> **REQUIREMENT**
Repeat the records below exactly.

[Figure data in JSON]
begin

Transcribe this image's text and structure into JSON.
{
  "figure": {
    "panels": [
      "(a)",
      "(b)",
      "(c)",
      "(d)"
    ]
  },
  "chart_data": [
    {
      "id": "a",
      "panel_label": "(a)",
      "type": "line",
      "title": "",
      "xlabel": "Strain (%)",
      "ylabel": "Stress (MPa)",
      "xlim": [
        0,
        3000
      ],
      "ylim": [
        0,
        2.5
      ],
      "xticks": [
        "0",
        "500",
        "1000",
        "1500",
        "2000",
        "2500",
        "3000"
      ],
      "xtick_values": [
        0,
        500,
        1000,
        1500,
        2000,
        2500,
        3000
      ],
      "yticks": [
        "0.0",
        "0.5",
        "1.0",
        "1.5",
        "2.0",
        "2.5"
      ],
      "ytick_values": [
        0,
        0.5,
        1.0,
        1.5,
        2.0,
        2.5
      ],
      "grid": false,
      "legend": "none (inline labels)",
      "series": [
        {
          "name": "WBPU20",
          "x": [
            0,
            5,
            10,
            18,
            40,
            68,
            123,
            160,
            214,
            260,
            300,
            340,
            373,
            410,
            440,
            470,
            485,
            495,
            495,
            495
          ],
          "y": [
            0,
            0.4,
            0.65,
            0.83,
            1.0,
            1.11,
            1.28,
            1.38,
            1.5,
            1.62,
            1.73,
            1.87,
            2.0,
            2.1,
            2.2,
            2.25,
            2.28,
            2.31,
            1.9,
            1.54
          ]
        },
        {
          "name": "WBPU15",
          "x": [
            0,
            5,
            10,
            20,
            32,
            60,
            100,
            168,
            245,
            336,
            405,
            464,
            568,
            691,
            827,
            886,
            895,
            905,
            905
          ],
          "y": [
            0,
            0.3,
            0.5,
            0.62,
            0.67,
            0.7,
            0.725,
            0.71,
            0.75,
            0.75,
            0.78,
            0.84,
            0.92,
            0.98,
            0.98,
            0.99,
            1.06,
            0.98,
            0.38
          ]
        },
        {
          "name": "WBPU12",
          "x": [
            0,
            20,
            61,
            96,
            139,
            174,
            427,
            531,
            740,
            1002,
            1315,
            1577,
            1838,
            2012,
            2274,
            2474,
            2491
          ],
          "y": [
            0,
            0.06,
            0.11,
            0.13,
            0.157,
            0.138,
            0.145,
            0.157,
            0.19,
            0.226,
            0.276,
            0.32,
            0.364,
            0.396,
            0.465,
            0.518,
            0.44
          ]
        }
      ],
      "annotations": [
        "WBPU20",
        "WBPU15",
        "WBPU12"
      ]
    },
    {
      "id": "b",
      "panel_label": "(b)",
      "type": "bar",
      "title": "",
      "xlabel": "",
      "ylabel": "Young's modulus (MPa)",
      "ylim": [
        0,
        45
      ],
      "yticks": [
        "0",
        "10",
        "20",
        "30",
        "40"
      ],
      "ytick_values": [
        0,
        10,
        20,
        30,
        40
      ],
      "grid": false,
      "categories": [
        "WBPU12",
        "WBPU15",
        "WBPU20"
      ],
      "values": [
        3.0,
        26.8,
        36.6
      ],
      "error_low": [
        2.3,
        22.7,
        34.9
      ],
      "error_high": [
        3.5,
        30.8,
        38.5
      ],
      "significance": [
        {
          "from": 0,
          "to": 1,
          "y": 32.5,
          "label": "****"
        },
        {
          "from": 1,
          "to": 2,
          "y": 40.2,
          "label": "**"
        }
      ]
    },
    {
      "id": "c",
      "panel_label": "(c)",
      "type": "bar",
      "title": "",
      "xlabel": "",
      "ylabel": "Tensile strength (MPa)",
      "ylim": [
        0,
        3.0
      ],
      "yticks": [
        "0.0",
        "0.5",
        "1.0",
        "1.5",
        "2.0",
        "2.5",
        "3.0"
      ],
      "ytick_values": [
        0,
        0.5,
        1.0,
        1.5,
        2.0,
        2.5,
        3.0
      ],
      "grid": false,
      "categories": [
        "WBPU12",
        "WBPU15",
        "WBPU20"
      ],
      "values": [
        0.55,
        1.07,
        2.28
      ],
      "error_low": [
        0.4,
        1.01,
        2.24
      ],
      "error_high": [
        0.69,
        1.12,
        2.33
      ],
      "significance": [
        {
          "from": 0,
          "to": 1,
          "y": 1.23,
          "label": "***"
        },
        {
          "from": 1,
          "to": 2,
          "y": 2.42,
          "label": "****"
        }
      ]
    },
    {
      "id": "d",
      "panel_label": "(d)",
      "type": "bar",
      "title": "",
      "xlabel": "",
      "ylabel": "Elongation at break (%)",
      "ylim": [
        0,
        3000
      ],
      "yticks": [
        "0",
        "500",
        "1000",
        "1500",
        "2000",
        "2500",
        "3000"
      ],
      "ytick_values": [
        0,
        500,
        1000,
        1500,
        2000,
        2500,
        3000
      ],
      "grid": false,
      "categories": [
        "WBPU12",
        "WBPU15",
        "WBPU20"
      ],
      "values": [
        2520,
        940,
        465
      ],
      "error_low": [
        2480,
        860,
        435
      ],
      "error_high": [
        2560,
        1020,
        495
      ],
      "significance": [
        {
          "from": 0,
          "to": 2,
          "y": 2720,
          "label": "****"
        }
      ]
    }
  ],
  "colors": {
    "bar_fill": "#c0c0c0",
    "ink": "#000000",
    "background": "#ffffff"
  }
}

end

> **WORKED SOLUTION**
Transcribe this image's text and structure into JSON.
{
  "figure": {
    "panels": [
      "(a)",
      "(b)",
      "(c)",
      "(d)"
    ]
  },
  "chart_data": [
    {
      "id": "a",
      "panel_label": "(a)",
      "type": "line",
      "title": "",
      "xlabel": "Strain (%)",
      "ylabel": "Stress (MPa)",
      "xlim": [
        0,
        3000
      ],
      "ylim": [
        0,
        2.5
      ],
      "xticks": [
        "0",
        "500",
        "1000",
        "1500",
        "2000",
        "2500",
        "3000"
      ],
      "xtick_values": [
        0,
        500,
        1000,
        1500,
        2000,
        2500,
        3000
      ],
      "yticks": [
        "0.0",
        "0.5",
        "1.0",
        "1.5",
        "2.0",
        "2.5"
      ],
      "ytick_values": [
        0,
        0.5,
        1.0,
        1.5,
        2.0,
        2.5
      ],
      "grid": false,
      "legend": "none (inline labels)",
      "series": [
        {
          "name": "WBPU20",
          "x": [
            0,
            5,
            10,
            18,
            40,
            68,
            123,
            160,
            214,
            260,
            300,
            340,
            373,
            410,
            440,
            470,
            485,
            495,
            495,
            495
          ],
          "y": [
            0,
            0.4,
            0.65,
            0.83,
            1.0,
            1.11,
            1.28,
            1.38,
            1.5,
            1.62,
            1.73,
            1.87,
            2.0,
            2.1,
            2.2,
            2.25,
            2.28,
            2.31,
            1.9,
            1.54
          ]
        },
        {
          "name": "WBPU15",
          "x": [
            0,
            5,
            10,
            20,
            32,
            60,
            100,
            168,
            245,
            336,
            405,
            464,
            568,
            691,
            827,
            886,
            895,
            905,
            905
          ],
          "y": [
            0,
            0.3,
            0.5,
            0.62,
            0.67,
            0.7,
            0.725,
            0.71,
            0.75,
            0.75,
            0.78,
            0.84,
            0.92,
            0.98,
            0.98,
            0.99,
            1.06,
            0.98,
            0.38
          ]
        },
        {
          "name": "WBPU12",
          "x": [
            0,
            20,
            61,
            96,
            139,
            174,
            427,
            531,
            740,
            1002,
            1315,
            1577,
            1838,
            2012,
            2274,
            2474,
            2491
          ],
          "y": [
            0,
            0.06,
            0.11,
            0.13,
            0.157,
            0.138,
            0.145,
            0.157,
            0.19,
            0.226,
            0.276,
            0.32,
            0.364,
            0.396,
            0.465,
            0.518,
            0.44
          ]
        }
      ],
      "annotations": [
        "WBPU20",
        "WBPU15",
        "WBPU12"
      ]
    },
    {
      "id": "b",
      "panel_label": "(b)",
      "type": "bar",
      "title": "",
      "xlabel": "",
      "ylabel": "Young's modulus (MPa)",
      "ylim": [
        0,
        45
      ],
      "yticks": [
        "0",
        "10",
        "20",
        "30",
        "40"
      ],
      "ytick_values": [
        0,
        10,
        20,
        30,
        40
      ],
      "grid": false,
      "categories": [
        "WBPU12",
        "WBPU15",
        "WBPU20"
      ],
      "values": [
        3.0,
        26.8,
        36.6
      ],
      "error_low": [
        2.3,
        22.7,
        34.9
      ],
      "error_high": [
        3.5,
        30.8,
        38.5
      ],
      "significance": [
        {
          "from": 0,
          "to": 1,
          "y": 32.5,
          "label": "****"
        },
        {
          "from": 1,
          "to": 2,
          "y": 40.2,
          "label": "**"
        }
      ]
    },
    {
      "id": "c",
      "panel_label": "(c)",
      "type": "bar",
      "title": "",
      "xlabel": "",
      "ylabel": "Tensile strength (MPa)",
      "ylim": [
        0,
        3.0
      ],
      "yticks": [
        "0.0",
        "0.5",
        "1.0",
        "1.5",
        "2.0",
        "2.5",
        "3.0"
      ],
      "ytick_values": [
        0,
        0.5,
        1.0,
        1.5,
        2.0,
        2.5,
        3.0
      ],
      "grid": false,
      "categories": [
        "WBPU12",
        "WBPU15",
        "WBPU20"
      ],
      "values": [
        0.55,
        1.07,
        2.28
      ],
      "error_low": [
        0.4,
        1.01,
        2.24
      ],
      "error_high": [
        0.69,
        1.12,
        2.33
      ],
      "significance": [
        {
          "from": 0,
          "to": 1,
          "y": 1.23,
          "label": "***"
        },
        {
          "from": 1,
          "to": 2,
          "y": 2.42,
          "label": "****"
        }
      ]
    },
    {
      "id": "d",
      "panel_label": "(d)",
      "type": "bar",
      "title": "",
      "xlabel": "",
      "ylabel": "Elongation at break (%)",
      "ylim": [
        0,
        3000
      ],
      "yticks": [
        "0",
        "500",
        "1000",
        "1500",
        "2000",
        "2500",
        "3000"
      ],
      "ytick_values": [
        0,
        500,
        1000,
        1500,
        2000,
        2500,
        3000
      ],
      "grid": false,
      "categories": [
        "WBPU12",
        "WBPU15",
        "WBPU20"
      ],
      "values": [
        2520,
        940,
        465
      ],
      "error_low": [
        2480,
        860,
        435
      ],
      "error_high": [
        2560,
        1020,
        495
      ],
      "significance": [
        {
          "from": 0,
          "to": 2,
          "y": 2720,
          "label": "****"
        }
      ]
    }
  ],
  "colors": {
    "bar_fill": "#c0c0c0",
    "ink": "#000000",
    "background": "#ffffff"
  }
}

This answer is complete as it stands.